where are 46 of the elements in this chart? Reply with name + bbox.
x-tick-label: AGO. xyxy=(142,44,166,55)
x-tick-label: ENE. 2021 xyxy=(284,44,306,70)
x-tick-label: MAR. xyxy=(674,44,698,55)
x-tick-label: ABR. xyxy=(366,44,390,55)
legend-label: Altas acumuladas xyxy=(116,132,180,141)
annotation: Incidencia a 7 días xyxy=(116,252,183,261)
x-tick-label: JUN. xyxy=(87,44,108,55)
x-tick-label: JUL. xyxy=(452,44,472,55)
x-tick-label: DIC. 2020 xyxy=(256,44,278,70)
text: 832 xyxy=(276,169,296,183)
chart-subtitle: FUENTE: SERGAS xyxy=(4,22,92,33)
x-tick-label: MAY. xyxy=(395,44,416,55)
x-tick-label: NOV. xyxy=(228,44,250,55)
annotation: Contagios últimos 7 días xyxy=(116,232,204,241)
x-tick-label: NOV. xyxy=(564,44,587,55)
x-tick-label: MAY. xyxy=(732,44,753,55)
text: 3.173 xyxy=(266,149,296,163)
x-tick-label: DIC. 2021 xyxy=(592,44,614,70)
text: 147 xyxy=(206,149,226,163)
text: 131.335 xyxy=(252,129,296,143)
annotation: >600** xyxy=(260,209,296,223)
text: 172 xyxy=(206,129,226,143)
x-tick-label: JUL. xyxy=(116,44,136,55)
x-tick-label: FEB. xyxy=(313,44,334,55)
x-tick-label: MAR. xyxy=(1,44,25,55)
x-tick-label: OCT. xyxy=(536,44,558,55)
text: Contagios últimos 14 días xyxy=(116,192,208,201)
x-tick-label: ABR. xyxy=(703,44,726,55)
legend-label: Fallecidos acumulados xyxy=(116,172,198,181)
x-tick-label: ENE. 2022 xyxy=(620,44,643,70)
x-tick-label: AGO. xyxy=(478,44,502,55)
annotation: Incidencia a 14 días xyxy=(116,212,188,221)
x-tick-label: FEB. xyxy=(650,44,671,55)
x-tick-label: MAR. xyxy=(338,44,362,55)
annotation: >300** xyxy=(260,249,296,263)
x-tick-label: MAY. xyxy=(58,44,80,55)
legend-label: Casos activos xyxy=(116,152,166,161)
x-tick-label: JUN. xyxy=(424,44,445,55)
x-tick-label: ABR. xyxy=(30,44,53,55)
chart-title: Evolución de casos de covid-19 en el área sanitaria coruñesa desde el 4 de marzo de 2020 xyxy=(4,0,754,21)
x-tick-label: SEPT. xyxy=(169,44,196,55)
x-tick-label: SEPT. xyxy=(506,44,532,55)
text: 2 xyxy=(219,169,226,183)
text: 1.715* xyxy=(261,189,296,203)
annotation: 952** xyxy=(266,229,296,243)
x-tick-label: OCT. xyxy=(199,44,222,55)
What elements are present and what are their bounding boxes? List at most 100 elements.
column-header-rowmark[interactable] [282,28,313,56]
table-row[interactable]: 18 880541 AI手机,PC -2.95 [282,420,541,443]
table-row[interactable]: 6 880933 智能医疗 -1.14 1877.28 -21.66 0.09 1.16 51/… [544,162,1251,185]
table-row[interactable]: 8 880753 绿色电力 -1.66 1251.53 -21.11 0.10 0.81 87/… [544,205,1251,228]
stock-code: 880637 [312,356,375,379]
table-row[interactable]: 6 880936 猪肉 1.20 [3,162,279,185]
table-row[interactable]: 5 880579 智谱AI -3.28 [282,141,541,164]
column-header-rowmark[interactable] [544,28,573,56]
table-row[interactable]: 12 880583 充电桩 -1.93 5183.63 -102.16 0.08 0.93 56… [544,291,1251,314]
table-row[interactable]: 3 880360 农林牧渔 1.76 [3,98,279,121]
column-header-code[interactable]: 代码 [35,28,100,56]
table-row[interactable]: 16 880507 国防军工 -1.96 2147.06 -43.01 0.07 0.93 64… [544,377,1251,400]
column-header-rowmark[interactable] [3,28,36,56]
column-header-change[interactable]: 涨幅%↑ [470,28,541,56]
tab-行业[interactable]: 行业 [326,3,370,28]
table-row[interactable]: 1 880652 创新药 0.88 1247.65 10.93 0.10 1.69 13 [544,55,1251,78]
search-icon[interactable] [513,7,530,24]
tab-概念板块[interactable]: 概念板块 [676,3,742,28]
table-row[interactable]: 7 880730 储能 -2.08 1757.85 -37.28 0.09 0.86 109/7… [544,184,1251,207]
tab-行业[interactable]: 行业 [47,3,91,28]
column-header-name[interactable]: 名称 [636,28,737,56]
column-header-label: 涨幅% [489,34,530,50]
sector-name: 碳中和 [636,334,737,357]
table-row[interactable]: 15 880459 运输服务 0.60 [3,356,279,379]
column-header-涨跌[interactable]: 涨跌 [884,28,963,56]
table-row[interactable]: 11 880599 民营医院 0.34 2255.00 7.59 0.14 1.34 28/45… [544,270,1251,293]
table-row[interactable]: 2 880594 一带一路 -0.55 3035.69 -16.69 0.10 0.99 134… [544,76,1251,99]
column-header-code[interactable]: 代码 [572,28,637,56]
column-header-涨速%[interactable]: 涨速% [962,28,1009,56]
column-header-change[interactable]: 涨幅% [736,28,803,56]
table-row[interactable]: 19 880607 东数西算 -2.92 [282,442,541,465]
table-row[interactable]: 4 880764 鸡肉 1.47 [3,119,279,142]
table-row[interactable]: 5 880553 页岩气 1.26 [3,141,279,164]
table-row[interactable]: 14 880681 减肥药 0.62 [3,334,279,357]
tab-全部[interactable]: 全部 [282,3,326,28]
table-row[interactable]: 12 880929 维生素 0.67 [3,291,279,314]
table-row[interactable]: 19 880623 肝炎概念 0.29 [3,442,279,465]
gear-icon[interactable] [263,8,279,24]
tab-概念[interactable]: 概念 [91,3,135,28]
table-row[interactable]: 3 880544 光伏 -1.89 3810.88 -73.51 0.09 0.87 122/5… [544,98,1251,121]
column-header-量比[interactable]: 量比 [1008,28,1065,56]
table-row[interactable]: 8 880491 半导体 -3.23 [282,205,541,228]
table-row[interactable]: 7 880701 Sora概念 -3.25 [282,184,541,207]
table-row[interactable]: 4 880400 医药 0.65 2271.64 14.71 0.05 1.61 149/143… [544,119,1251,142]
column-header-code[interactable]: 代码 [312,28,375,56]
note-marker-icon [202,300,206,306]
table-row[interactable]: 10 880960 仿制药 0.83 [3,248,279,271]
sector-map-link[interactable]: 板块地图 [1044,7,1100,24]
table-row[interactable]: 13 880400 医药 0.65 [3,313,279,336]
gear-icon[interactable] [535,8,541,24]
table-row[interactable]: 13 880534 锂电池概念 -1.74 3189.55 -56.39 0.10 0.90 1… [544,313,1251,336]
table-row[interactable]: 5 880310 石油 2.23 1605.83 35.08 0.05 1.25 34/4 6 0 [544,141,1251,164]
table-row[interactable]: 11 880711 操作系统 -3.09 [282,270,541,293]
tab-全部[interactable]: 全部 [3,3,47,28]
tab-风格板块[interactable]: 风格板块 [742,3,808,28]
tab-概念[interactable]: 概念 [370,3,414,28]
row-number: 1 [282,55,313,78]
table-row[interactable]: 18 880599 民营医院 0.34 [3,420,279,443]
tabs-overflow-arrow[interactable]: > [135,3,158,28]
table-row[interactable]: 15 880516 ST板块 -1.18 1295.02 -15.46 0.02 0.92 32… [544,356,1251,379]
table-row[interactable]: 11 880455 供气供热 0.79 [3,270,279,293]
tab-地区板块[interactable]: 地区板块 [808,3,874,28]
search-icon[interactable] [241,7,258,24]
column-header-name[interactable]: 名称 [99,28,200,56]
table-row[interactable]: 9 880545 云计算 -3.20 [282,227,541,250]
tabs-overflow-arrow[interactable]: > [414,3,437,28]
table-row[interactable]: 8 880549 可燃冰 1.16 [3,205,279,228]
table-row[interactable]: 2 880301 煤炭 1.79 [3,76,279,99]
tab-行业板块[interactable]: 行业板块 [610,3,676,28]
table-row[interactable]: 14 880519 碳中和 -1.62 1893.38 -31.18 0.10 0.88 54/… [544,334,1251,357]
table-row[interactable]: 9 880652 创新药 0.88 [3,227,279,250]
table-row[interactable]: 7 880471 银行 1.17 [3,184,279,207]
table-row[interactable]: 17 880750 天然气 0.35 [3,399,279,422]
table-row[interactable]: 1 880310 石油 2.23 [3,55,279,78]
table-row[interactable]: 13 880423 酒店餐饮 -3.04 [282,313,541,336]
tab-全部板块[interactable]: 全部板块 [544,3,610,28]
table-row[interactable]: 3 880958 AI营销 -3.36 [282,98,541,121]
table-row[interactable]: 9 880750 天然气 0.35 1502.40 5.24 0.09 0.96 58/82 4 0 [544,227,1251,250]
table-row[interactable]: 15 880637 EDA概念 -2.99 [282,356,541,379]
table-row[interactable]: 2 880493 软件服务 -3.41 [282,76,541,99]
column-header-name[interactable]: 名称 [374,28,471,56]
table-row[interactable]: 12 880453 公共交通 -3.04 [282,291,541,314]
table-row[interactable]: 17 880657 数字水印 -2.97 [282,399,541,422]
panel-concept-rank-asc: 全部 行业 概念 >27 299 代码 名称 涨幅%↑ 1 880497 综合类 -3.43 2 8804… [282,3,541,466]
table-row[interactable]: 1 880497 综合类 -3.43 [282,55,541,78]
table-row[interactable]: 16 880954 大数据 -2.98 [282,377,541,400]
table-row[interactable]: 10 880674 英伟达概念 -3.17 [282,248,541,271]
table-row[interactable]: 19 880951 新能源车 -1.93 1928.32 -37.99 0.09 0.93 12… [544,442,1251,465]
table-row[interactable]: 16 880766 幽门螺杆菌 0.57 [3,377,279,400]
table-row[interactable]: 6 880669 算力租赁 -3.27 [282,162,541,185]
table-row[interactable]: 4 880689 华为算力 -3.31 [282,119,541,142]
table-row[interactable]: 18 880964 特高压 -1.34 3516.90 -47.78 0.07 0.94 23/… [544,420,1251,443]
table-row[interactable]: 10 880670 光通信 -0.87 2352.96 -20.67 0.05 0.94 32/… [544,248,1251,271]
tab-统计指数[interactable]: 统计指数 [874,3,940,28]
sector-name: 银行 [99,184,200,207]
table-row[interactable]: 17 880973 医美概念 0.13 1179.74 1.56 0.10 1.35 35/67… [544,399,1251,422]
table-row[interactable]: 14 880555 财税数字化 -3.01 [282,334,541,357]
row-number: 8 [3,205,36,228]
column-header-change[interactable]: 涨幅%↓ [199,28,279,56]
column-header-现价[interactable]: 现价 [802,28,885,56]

● ● ● ●

• Exercise task: Format the rows from the first one through the line that contains "x-tick-label: JUN. xyxy=(87,44,108,55)", both included, as a Markdown table with columns named Nr and Line. Give the number of each line under Nr and the line under Line, and leave out any blank lines.

• Exercise output:
| Nr | Line |
|---|---|
| 1 | where are 46 of the elements in this chart? Reply with name + bbox. |
| 2 | x-tick-label: AGO. xyxy=(142,44,166,55) |
| 3 | x-tick-label: ENE. 2021 xyxy=(284,44,306,70) |
| 4 | x-tick-label: MAR. xyxy=(674,44,698,55) |
| 5 | x-tick-label: ABR. xyxy=(366,44,390,55) |
| 6 | legend-label: Altas acumuladas xyxy=(116,132,180,141) |
| 7 | annotation: Incidencia a 7 días xyxy=(116,252,183,261) |
| 8 | x-tick-label: JUN. xyxy=(87,44,108,55) |